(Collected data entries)
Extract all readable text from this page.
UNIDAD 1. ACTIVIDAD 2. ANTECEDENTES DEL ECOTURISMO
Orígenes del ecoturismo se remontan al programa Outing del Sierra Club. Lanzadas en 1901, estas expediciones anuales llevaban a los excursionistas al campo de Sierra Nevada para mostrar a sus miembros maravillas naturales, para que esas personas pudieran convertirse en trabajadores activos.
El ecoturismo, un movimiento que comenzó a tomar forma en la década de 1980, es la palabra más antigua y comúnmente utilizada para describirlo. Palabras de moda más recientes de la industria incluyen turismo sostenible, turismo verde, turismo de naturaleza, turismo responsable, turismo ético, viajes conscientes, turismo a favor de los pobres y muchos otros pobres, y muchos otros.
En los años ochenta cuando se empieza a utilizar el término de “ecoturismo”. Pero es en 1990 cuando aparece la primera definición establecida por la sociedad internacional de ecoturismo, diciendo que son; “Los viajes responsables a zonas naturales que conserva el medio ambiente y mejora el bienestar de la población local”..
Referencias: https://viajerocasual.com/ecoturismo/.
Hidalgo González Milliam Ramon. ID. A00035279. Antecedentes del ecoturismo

* _What you will do_: Which of the lines above include the string "para"? Pick them out and copy them.

* _Task response_:
Orígenes del ecoturismo se remontan al programa Outing del Sierra Club. Lanzadas en 1901, estas expediciones anuales llevaban a los excursionistas al campo de Sierra Nevada para mostrar a sus miembros maravillas naturales, para que esas personas pudieran convertirse en trabajadores activos.
El ecoturismo, un movimiento que comenzó a tomar forma en la década de 1980, es la palabra más antigua y comúnmente utilizada para describirlo. Palabras de moda más recientes de la industria incluyen turismo sostenible, turismo verde, turismo de naturaleza, turismo responsable, turismo ético, viajes conscientes, turismo a favor de los pobres y muchos otros pobres, y muchos otros.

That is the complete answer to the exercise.